#### [Objective]
Write out the records that appear below, verbatim and complete, but without pictures.

Stored data entries:
--------------------------------

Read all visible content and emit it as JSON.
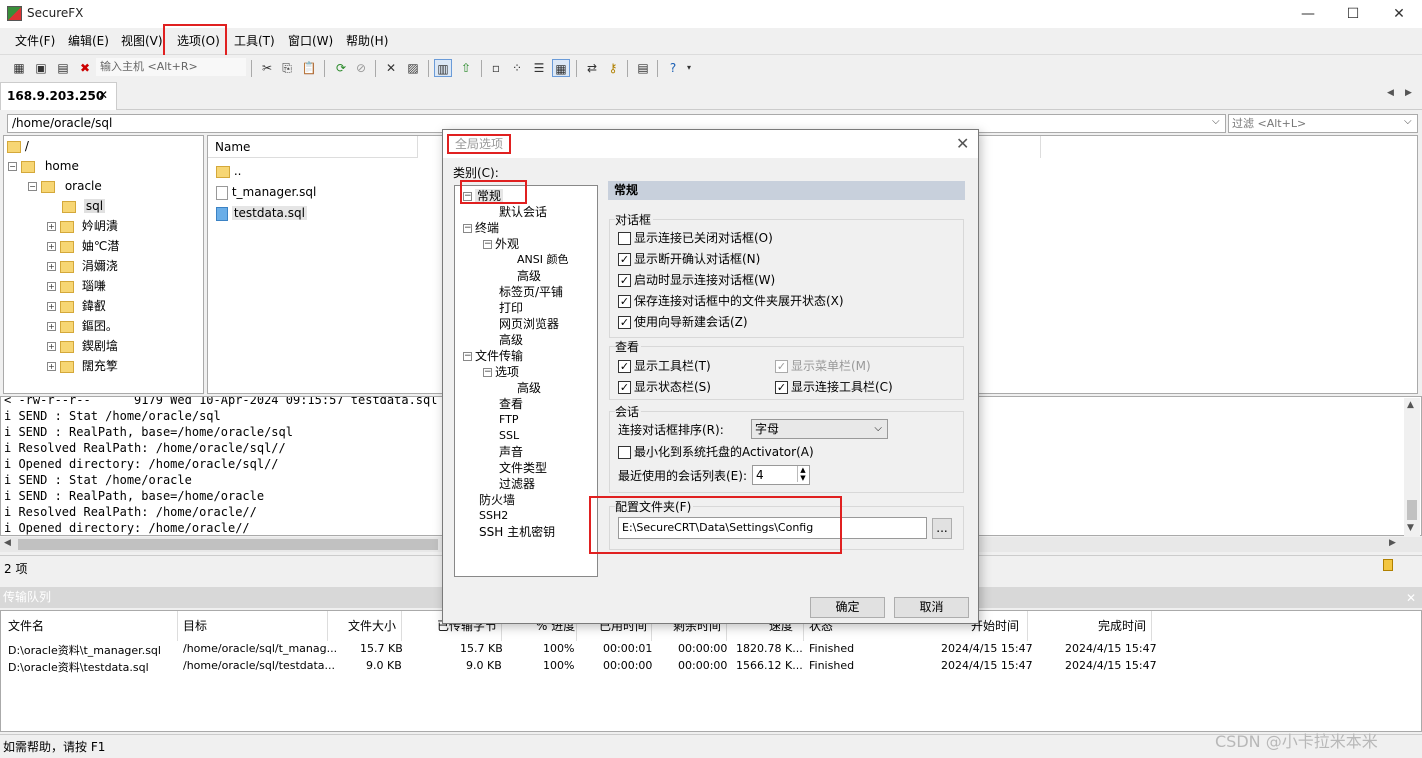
{
  "window": {
    "title": "SecureFX",
    "minimize": "—",
    "maximize": "☐",
    "close": "✕"
  },
  "menu": [
    "文件(F)",
    "编辑(E)",
    "视图(V)",
    "选项(O)",
    "工具(T)",
    "窗口(W)",
    "帮助(H)"
  ],
  "toolbar": {
    "host_placeholder": "输入主机 <Alt+R>"
  },
  "tab": {
    "label": "168.9.203.250",
    "close": "✕",
    "nav_left": "◀",
    "nav_right": "▶"
  },
  "path": {
    "value": "/home/oracle/sql",
    "filter_placeholder": "过滤 <Alt+L>"
  },
  "tree": [
    {
      "label": "/",
      "level": 0,
      "expander": ""
    },
    {
      "label": "home",
      "level": 1,
      "expander": "−"
    },
    {
      "label": "oracle",
      "level": 2,
      "expander": "−"
    },
    {
      "label": "sql",
      "level": 3,
      "expander": ""
    },
    {
      "label": "妗岄潰",
      "level": 3,
      "expander": "+"
    },
    {
      "label": "妯℃澘",
      "level": 3,
      "expander": "+"
    },
    {
      "label": "涓嬭浇",
      "level": 3,
      "expander": "+"
    },
    {
      "label": "瑙嗛",
      "level": 3,
      "expander": "+"
    },
    {
      "label": "鍏叡",
      "level": 3,
      "expander": "+"
    },
    {
      "label": "鏂囨。",
      "level": 3,
      "expander": "+"
    },
    {
      "label": "鍥剧墖",
      "level": 3,
      "expander": "+"
    },
    {
      "label": "闊充箰",
      "level": 3,
      "expander": "+"
    }
  ],
  "files": {
    "header": "Name",
    "items": [
      {
        "name": "..",
        "type": "folder"
      },
      {
        "name": "t_manager.sql",
        "type": "file"
      },
      {
        "name": "testdata.sql",
        "type": "file-selected"
      }
    ]
  },
  "log": [
    "< -rw-r--r--      9179 Wed 10-Apr-2024 09:15:57 testdata.sql",
    "i SEND : Stat /home/oracle/sql",
    "i SEND : RealPath, base=/home/oracle/sql",
    "i Resolved RealPath: /home/oracle/sql//",
    "i Opened directory: /home/oracle/sql//",
    "i SEND : Stat /home/oracle",
    "i SEND : RealPath, base=/home/oracle",
    "i Resolved RealPath: /home/oracle//",
    "i Opened directory: /home/oracle//"
  ],
  "status": {
    "items_count": "2 项",
    "help": "如需帮助，请按 F1"
  },
  "queue": {
    "title": "传输队列",
    "close": "✕",
    "columns": [
      "文件名",
      "目标",
      "文件大小",
      "已传输字节",
      "% 进度",
      "已用时间",
      "剩余时间",
      "速度",
      "状态",
      "开始时间",
      "完成时间"
    ],
    "rows": [
      [
        "D:\\oracle资料\\t_manager.sql",
        "/home/oracle/sql/t_manag...",
        "15.7 KB",
        "15.7 KB",
        "100%",
        "00:00:01",
        "00:00:00",
        "1820.78 K...",
        "Finished",
        "2024/4/15 15:47",
        "2024/4/15 15:47"
      ],
      [
        "D:\\oracle资料\\testdata.sql",
        "/home/oracle/sql/testdata...",
        "9.0 KB",
        "9.0 KB",
        "100%",
        "00:00:00",
        "00:00:00",
        "1566.12 K...",
        "Finished",
        "2024/4/15 15:47",
        "2024/4/15 15:47"
      ]
    ]
  },
  "dialog": {
    "title": "全局选项",
    "close": "✕",
    "category_label": "类别(C):",
    "categories": [
      {
        "label": "常规",
        "expander": "−",
        "small": false
      },
      {
        "label": "默认会话",
        "expander": "",
        "small": false
      },
      {
        "label": "终端",
        "expander": "−",
        "small": false
      },
      {
        "label": "外观",
        "expander": "−",
        "small": false
      },
      {
        "label": "ANSI 颜色",
        "expander": "",
        "small": true
      },
      {
        "label": "高级",
        "expander": "",
        "small": false
      },
      {
        "label": "标签页/平铺",
        "expander": "",
        "small": false
      },
      {
        "label": "打印",
        "expander": "",
        "small": false
      },
      {
        "label": "网页浏览器",
        "expander": "",
        "small": false
      },
      {
        "label": "高级",
        "expander": "",
        "small": false
      },
      {
        "label": "文件传输",
        "expander": "−",
        "small": false
      },
      {
        "label": "选项",
        "expander": "−",
        "small": false
      },
      {
        "label": "高级",
        "expander": "",
        "small": false
      },
      {
        "label": "查看",
        "expander": "",
        "small": false
      },
      {
        "label": "FTP",
        "expander": "",
        "small": true
      },
      {
        "label": "SSL",
        "expander": "",
        "small": true
      },
      {
        "label": "声音",
        "expander": "",
        "small": false
      },
      {
        "label": "文件类型",
        "expander": "",
        "small": false
      },
      {
        "label": "过滤器",
        "expander": "",
        "small": false
      },
      {
        "label": "防火墙",
        "expander": "",
        "small": false
      },
      {
        "label": "SSH2",
        "expander": "",
        "small": true
      },
      {
        "label": "SSH 主机密钥",
        "expander": "",
        "small": false
      }
    ],
    "section_title": "常规",
    "dialogs_group": {
      "label": "对话框",
      "items": [
        {
          "label": "显示连接已关闭对话框(O)",
          "checked": false
        },
        {
          "label": "显示断开确认对话框(N)",
          "checked": true
        },
        {
          "label": "启动时显示连接对话框(W)",
          "checked": true
        },
        {
          "label": "保存连接对话框中的文件夹展开状态(X)",
          "checked": true
        },
        {
          "label": "使用向导新建会话(Z)",
          "checked": true
        }
      ]
    },
    "view_group": {
      "label": "查看",
      "show_toolbar": "显示工具栏(T)",
      "show_menubar": "显示菜单栏(M)",
      "show_statusbar": "显示状态栏(S)",
      "show_connect_toolbar": "显示连接工具栏(C)"
    },
    "session_group": {
      "label": "会话",
      "sort_label": "连接对话框排序(R):",
      "sort_value": "字母",
      "minimize_label": "最小化到系统托盘的Activator(A)",
      "recent_label": "最近使用的会话列表(E):",
      "recent_value": "4"
    },
    "config_group": {
      "label": "配置文件夹(F)",
      "path": "E:\\SecureCRT\\Data\\Settings\\Config",
      "browse": "..."
    },
    "ok": "确定",
    "cancel": "取消"
  },
  "watermark": "CSDN @小卡拉米本米"
}
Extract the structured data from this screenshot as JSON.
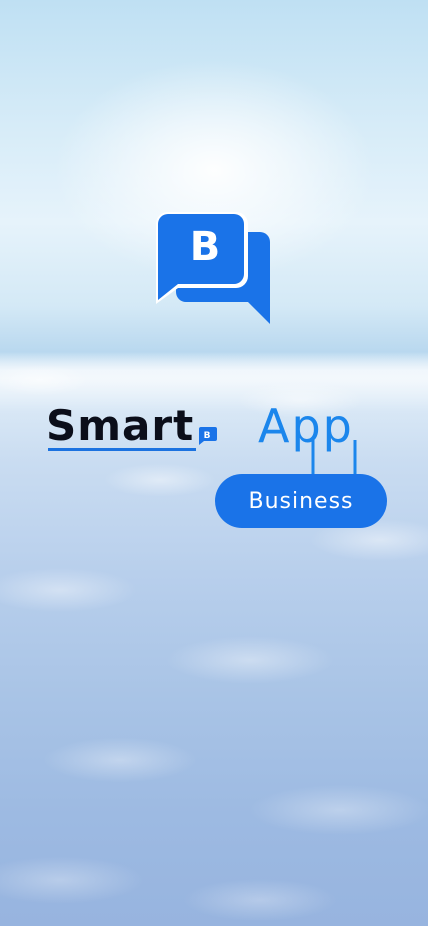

--------------------------------

#### [Result of the exercise]
Read all visible content and emit it as JSON.
{
  "window": {
    "title": "SecureFX",
    "minimize": "—",
    "maximize": "☐",
    "close": "✕"
  },
  "menu": [
    "文件(F)",
    "编辑(E)",
    "视图(V)",
    "选项(O)",
    "工具(T)",
    "窗口(W)",
    "帮助(H)"
  ],
  "toolbar": {
    "host_placeholder": "输入主机 <Alt+R>"
  },
  "tab": {
    "label": "168.9.203.250",
    "close": "✕",
    "nav_left": "◀",
    "nav_right": "▶"
  },
  "path": {
    "value": "/home/oracle/sql",
    "filter_placeholder": "过滤 <Alt+L>"
  },
  "tree": [
    {
      "label": "/",
      "level": 0,
      "expander": ""
    },
    {
      "label": "home",
      "level": 1,
      "expander": "−"
    },
    {
      "label": "oracle",
      "level": 2,
      "expander": "−"
    },
    {
      "label": "sql",
      "level": 3,
      "expander": ""
    },
    {
      "label": "妗岄潰",
      "level": 3,
      "expander": "+"
    },
    {
      "label": "妯℃澘",
      "level": 3,
      "expander": "+"
    },
    {
      "label": "涓嬭浇",
      "level": 3,
      "expander": "+"
    },
    {
      "label": "瑙嗛",
      "level": 3,
      "expander": "+"
    },
    {
      "label": "鍏叡",
      "level": 3,
      "expander": "+"
    },
    {
      "label": "鏂囨。",
      "level": 3,
      "expander": "+"
    },
    {
      "label": "鍥剧墖",
      "level": 3,
      "expander": "+"
    },
    {
      "label": "闊充箰",
      "level": 3,
      "expander": "+"
    }
  ],
  "files": {
    "header": "Name",
    "items": [
      {
        "name": "..",
        "type": "folder"
      },
      {
        "name": "t_manager.sql",
        "type": "file"
      },
      {
        "name": "testdata.sql",
        "type": "file-selected"
      }
    ]
  },
  "log": [
    "< -rw-r--r--      9179 Wed 10-Apr-2024 09:15:57 testdata.sql",
    "i SEND : Stat /home/oracle/sql",
    "i SEND : RealPath, base=/home/oracle/sql",
    "i Resolved RealPath: /home/oracle/sql//",
    "i Opened directory: /home/oracle/sql//",
    "i SEND : Stat /home/oracle",
    "i SEND : RealPath, base=/home/oracle",
    "i Resolved RealPath: /home/oracle//",
    "i Opened directory: /home/oracle//"
  ],
  "status": {
    "items_count": "2 项",
    "help": "如需帮助，请按 F1"
  },
  "queue": {
    "title": "传输队列",
    "close": "✕",
    "columns": [
      "文件名",
      "目标",
      "文件大小",
      "已传输字节",
      "% 进度",
      "已用时间",
      "剩余时间",
      "速度",
      "状态",
      "开始时间",
      "完成时间"
    ],
    "rows": [
      [
        "D:\\oracle资料\\t_manager.sql",
        "/home/oracle/sql/t_manag...",
        "15.7 KB",
        "15.7 KB",
        "100%",
        "00:00:01",
        "00:00:00",
        "1820.78 K...",
        "Finished",
        "2024/4/15 15:47",
        "2024/4/15 15:47"
      ],
      [
        "D:\\oracle资料\\testdata.sql",
        "/home/oracle/sql/testdata...",
        "9.0 KB",
        "9.0 KB",
        "100%",
        "00:00:00",
        "00:00:00",
        "1566.12 K...",
        "Finished",
        "2024/4/15 15:47",
        "2024/4/15 15:47"
      ]
    ]
  },
  "dialog": {
    "title": "全局选项",
    "close": "✕",
    "category_label": "类别(C):",
    "categories": [
      {
        "label": "常规",
        "expander": "−",
        "small": false
      },
      {
        "label": "默认会话",
        "expander": "",
        "small": false
      },
      {
        "label": "终端",
        "expander": "−",
        "small": false
      },
      {
        "label": "外观",
        "expander": "−",
        "small": false
      },
      {
        "label": "ANSI 颜色",
        "expander": "",
        "small": true
      },
      {
        "label": "高级",
        "expander": "",
        "small": false
      },
      {
        "label": "标签页/平铺",
        "expander": "",
        "small": false
      },
      {
        "label": "打印",
        "expander": "",
        "small": false
      },
      {
        "label": "网页浏览器",
        "expander": "",
        "small": false
      },
      {
        "label": "高级",
        "expander": "",
        "small": false
      },
      {
        "label": "文件传输",
        "expander": "−",
        "small": false
      },
      {
        "label": "选项",
        "expander": "−",
        "small": false
      },
      {
        "label": "高级",
        "expander": "",
        "small": false
      },
      {
        "label": "查看",
        "expander": "",
        "small": false
      },
      {
        "label": "FTP",
        "expander": "",
        "small": true
      },
      {
        "label": "SSL",
        "expander": "",
        "small": true
      },
      {
        "label": "声音",
        "expander": "",
        "small": false
      },
      {
        "label": "文件类型",
        "expander": "",
        "small": false
      },
      {
        "label": "过滤器",
        "expander": "",
        "small": false
      },
      {
        "label": "防火墙",
        "expander": "",
        "small": false
      },
      {
        "label": "SSH2",
        "expander": "",
        "small": true
      },
      {
        "label": "SSH 主机密钥",
        "expander": "",
        "small": false
      }
    ],
    "section_title": "常规",
    "dialogs_group": {
      "label": "对话框",
      "items": [
        {
          "label": "显示连接已关闭对话框(O)",
          "checked": false
        },
        {
          "label": "显示断开确认对话框(N)",
          "checked": true
        },
        {
          "label": "启动时显示连接对话框(W)",
          "checked": true
        },
        {
          "label": "保存连接对话框中的文件夹展开状态(X)",
          "checked": true
        },
        {
          "label": "使用向导新建会话(Z)",
          "checked": true
        }
      ]
    },
    "view_group": {
      "label": "查看",
      "show_toolbar": "显示工具栏(T)",
      "show_menubar": "显示菜单栏(M)",
      "show_statusbar": "显示状态栏(S)",
      "show_connect_toolbar": "显示连接工具栏(C)"
    },
    "session_group": {
      "label": "会话",
      "sort_label": "连接对话框排序(R):",
      "sort_value": "字母",
      "minimize_label": "最小化到系统托盘的Activator(A)",
      "recent_label": "最近使用的会话列表(E):",
      "recent_value": "4"
    },
    "config_group": {
      "label": "配置文件夹(F)",
      "path": "E:\\SecureCRT\\Data\\Settings\\Config",
      "browse": "..."
    },
    "ok": "确定",
    "cancel": "取消"
  },
  "watermark": "CSDN @小卡拉米本米"
}
Extract the structured data from this screenshot as JSON.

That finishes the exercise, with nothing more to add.